# [TEXTE FOURNI]
########
Ce jugement de la CJUE va-t-il conforter ces principes ou au contraire les bouleverser ?

Absence de responsabilité directe et d’obligation de filtrage des contenus

Sur beaucoup de points, la Cour a suivi les conclusions de son avocat général, qui insistait sur la nécessité de préserver la liberté d’accès à l’information procurée par les hotspots. Les juges ont notamment considéré que la personne qui met à disposition un accès Wi-Fi ouvert au public n’était pas responsable des agissements de ses utilisateurs, à condition qu’elle se cantonne à un rôle passif de connexion et de transport des informations. Cette exemption de responsabilité bénéficie à l’intermédiaire s’il : 1) n’est pas à l’origine de la transmission des informations, 2) ne sélectionne pas le destinataire et 3) ne sélectionne, ni le modifie les informations faisant l’objet de la transmission.

Par ailleurs, comme c’était déjà le cas pour les fournisseurs d’accès Internet (FAI), la CJUE rappelle dans ce jugement son attachement à ce que les intermédiaires techniques ne soient pas « soumis à des obligations générales de surveillance des informations qu’ils transmettent« . Cela signifie que les ayants droit ne peuvent demander à une juridiction ou à une autorité administrative d’imposer à la personne qui met à disposition un hotspot Wi-Fi des moyens de sécurisation impliquant un filtrage automatisé des contenus ou des dispositifs de type liste noire ou liste blanche de sites Internet.

Cela ne veut cependant pas dire que les établissements fournissant un accès à Internet soient dispensés de toute obligation de conservation des informations liées aux connexions. En France notamment, en vertu de la loi anti-terroriste de 2006, il est obligatoire de conserver pendant un an les « données de connexion » ou « données de trafic« , c’est-à-dire selon la CNIL, des informations comme « l’adresse IP de l’ordinateur (n° identifiant chaque ordinateur connecté à internet) utilisé, la date, de l’heure et la durée de chaque connexion ou encore des informations permettant d’identifier le destinataire d’une communication (par exemple le numéro de téléphone appelé). » Ces données peuvent être demandées par la justice « dans le but de permettre la recherche et la poursuite des infractions pénales« . Mais cette obligation est distincte de la question de la lutte contre la contrefaçon qui était en cause dans cette affaire et elle va rester applicable.

En revanche, la Hadopi est bien compétente pour s’assurer que les personnes morales offrant un accès à Internet ne commettent pas de « négligence caractérisée dans la sécurisation de leur connexion« . Cela signifie – et j’ai déjà eu des témoignages de collègues attestant que c’est déjà arrivé à des bibliothèques – que des personnes morales peuvent recevoir des mails et des courriers d’avertissement de la Hadopi, si l’autorité repère des téléchargements illégaux commis à partir de leurs accès Internet. Au cas où elle est ainsi avertie, la personne morale doit « mettre en place un moyen de sécurisation » adapté pour faire cesser les infractions. Or la décision de la CJUE est intéressante de ce point de vue, car elle précise que les mesures appropriées en la matière n’ont pas besoin d’aller jusqu’à la coupure de la connexion internet, ni même la mise en place de dispositifs de filtrage.
########
# [LIGNES DE DONNÉES]
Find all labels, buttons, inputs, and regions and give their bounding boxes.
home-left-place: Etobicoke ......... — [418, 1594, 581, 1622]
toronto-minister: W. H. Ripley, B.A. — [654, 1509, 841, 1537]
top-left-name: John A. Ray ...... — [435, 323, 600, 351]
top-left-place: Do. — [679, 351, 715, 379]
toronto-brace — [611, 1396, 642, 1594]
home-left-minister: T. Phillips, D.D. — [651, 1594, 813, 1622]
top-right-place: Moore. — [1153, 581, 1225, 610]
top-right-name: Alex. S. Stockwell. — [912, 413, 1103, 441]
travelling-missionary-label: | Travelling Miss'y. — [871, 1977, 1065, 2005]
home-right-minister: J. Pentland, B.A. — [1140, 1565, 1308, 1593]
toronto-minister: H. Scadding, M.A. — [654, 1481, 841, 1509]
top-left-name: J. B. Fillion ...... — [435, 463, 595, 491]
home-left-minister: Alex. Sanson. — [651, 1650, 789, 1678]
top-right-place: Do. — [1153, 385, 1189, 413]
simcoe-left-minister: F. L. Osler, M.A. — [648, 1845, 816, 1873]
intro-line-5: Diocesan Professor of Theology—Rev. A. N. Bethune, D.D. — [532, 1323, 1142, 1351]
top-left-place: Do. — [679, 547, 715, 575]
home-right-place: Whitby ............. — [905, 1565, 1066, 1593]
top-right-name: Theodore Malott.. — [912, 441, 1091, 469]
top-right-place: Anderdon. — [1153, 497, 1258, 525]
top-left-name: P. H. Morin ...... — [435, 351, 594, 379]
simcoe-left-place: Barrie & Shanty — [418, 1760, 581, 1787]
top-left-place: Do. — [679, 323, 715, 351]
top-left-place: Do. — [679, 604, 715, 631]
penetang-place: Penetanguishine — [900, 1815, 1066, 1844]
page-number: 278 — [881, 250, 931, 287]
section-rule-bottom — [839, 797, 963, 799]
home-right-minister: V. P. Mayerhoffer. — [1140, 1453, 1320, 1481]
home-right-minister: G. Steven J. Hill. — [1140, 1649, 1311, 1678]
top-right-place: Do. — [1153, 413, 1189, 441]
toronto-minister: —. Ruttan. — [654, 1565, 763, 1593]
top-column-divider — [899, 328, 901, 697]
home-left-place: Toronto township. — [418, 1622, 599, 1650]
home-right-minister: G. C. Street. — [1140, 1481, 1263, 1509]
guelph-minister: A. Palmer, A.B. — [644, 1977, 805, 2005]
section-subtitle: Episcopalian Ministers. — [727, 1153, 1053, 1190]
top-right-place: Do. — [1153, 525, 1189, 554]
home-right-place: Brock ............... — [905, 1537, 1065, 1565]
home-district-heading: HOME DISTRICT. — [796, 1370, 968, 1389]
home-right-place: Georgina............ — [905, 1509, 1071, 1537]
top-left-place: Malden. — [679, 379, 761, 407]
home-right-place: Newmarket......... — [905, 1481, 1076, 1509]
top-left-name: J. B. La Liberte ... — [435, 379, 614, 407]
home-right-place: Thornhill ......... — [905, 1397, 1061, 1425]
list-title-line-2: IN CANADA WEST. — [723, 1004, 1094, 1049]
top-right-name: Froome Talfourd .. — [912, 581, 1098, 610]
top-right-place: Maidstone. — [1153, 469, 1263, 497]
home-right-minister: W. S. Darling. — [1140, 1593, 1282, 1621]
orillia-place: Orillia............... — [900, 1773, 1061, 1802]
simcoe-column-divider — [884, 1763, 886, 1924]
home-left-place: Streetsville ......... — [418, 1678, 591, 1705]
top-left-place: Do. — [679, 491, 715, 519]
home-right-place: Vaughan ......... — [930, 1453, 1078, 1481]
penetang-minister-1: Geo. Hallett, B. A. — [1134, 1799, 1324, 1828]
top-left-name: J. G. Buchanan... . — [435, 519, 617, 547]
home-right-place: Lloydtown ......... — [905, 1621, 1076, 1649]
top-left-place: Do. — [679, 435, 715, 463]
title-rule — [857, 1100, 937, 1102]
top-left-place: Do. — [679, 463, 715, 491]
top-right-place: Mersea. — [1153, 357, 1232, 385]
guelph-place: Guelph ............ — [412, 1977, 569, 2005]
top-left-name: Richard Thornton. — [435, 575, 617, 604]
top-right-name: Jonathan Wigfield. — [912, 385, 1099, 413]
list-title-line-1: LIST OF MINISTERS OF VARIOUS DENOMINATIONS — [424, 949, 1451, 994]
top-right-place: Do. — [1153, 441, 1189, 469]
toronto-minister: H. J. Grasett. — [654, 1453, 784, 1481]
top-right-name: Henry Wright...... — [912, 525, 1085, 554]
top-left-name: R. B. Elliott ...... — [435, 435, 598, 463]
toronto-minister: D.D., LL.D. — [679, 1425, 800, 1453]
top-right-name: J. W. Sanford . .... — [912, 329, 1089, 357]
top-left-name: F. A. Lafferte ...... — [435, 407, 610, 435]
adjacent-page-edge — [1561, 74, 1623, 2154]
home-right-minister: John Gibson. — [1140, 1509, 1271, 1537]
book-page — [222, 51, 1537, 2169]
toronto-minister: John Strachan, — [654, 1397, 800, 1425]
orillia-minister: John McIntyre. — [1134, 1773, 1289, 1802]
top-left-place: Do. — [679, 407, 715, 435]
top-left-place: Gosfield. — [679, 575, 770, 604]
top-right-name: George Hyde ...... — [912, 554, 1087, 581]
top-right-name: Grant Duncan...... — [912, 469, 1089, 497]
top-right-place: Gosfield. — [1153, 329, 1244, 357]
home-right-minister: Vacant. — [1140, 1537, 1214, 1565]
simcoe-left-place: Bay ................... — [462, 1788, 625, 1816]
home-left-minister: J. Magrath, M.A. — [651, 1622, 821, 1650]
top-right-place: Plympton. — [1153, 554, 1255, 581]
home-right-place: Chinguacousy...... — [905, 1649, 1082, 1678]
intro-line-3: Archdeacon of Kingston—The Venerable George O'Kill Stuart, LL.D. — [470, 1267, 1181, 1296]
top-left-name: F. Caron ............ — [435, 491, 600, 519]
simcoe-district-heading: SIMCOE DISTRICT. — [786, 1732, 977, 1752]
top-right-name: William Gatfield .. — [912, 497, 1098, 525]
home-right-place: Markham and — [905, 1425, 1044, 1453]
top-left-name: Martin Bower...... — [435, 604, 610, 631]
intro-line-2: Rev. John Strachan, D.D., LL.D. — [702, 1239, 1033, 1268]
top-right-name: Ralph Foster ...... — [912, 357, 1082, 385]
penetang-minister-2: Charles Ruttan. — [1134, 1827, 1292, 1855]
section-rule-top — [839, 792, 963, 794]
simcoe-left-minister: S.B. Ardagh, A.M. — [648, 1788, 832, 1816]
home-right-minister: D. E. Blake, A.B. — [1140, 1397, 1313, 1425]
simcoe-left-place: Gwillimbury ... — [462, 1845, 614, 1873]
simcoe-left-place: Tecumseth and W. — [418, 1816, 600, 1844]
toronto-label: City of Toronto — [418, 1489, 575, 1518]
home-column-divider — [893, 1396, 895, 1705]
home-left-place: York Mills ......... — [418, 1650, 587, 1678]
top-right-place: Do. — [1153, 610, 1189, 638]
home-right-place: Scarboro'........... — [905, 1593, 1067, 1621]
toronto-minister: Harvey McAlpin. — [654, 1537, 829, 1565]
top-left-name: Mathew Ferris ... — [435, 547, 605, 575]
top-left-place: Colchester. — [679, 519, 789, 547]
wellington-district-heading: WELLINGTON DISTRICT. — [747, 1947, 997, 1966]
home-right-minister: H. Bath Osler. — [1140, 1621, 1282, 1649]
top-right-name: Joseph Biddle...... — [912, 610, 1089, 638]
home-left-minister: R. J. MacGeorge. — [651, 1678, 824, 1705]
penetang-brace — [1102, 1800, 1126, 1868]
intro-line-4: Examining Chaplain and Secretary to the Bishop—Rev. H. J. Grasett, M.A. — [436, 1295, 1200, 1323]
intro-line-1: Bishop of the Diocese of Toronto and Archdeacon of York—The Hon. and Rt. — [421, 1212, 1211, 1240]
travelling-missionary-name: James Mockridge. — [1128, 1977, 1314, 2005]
########
# [CONSIGNE 1]
Selon l'extrait sur les hotspots Wi-Fi, à quelles conditions l'intermédiaire bénéficie-t-il de l'exemption de responsabilité ? Donnez-les toutes.
# [CONSIGNE 2]
Recopiez, s'il vous plaît, tout le passage de l'extrait sur les hotspots Wi-Fi, depuis « Sur beaucoup de » jusqu'à « de la transmission. ».
Les lignes ne servent à rien ici.

# [SOLUTION 1]
- Il n'est pas à l'origine de la transmission des informations.
- Il ne sélectionne pas le destinataire.
- Il ne sélectionne ni ne modifie les informations faisant l'objet de la transmission.

# [SOLUTION 2]
Sur beaucoup de points, la Cour a suivi les conclusions de son avocat général, qui insistait sur la nécessité de préserver la liberté d’accès à l’information procurée par les hotspots. Les juges ont notamment considéré que la personne qui met à disposition un accès Wi-Fi ouvert au public n’était pas responsable des agissements de ses utilisateurs, à condition qu’elle se cantonne à un rôle passif de connexion et de transport des informations. Cette exemption de responsabilité bénéficie à l’intermédiaire s’il : 1) n’est pas à l’origine de la transmission des informations, 2) ne sélectionne pas le destinataire et 3) ne sélectionne, ni le modifie les informations faisant l’objet de la transmission.